*Activity*
Please restate the data that follows, leaving every word in place.

-- Source material follows --

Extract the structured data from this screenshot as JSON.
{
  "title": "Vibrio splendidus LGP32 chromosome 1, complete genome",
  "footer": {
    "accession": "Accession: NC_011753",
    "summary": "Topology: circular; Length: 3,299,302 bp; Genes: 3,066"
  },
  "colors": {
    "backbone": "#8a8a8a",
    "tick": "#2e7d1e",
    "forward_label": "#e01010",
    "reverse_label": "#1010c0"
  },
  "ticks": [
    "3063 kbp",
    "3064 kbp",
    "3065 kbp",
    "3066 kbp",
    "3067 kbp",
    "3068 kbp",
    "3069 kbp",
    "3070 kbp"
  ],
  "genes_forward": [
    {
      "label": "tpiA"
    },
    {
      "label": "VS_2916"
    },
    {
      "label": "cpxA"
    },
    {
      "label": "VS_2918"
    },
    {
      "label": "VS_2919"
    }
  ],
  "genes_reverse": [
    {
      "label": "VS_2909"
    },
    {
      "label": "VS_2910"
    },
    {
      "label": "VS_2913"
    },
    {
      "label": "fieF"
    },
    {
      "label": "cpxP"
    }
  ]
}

-- Source material concluded --

*Problem solution*
Extract the structured data from this screenshot as JSON.
{
  "title": "Vibrio splendidus LGP32 chromosome 1, complete genome",
  "footer": {
    "accession": "Accession: NC_011753",
    "summary": "Topology: circular; Length: 3,299,302 bp; Genes: 3,066"
  },
  "colors": {
    "backbone": "#8a8a8a",
    "tick": "#2e7d1e",
    "forward_label": "#e01010",
    "reverse_label": "#1010c0"
  },
  "ticks": [
    "3063 kbp",
    "3064 kbp",
    "3065 kbp",
    "3066 kbp",
    "3067 kbp",
    "3068 kbp",
    "3069 kbp",
    "3070 kbp"
  ],
  "genes_forward": [
    {
      "label": "tpiA"
    },
    {
      "label": "VS_2916"
    },
    {
      "label": "cpxA"
    },
    {
      "label": "VS_2918"
    },
    {
      "label": "VS_2919"
    }
  ],
  "genes_reverse": [
    {
      "label": "VS_2909"
    },
    {
      "label": "VS_2910"
    },
    {
      "label": "VS_2913"
    },
    {
      "label": "fieF"
    },
    {
      "label": "cpxP"
    }
  ]
}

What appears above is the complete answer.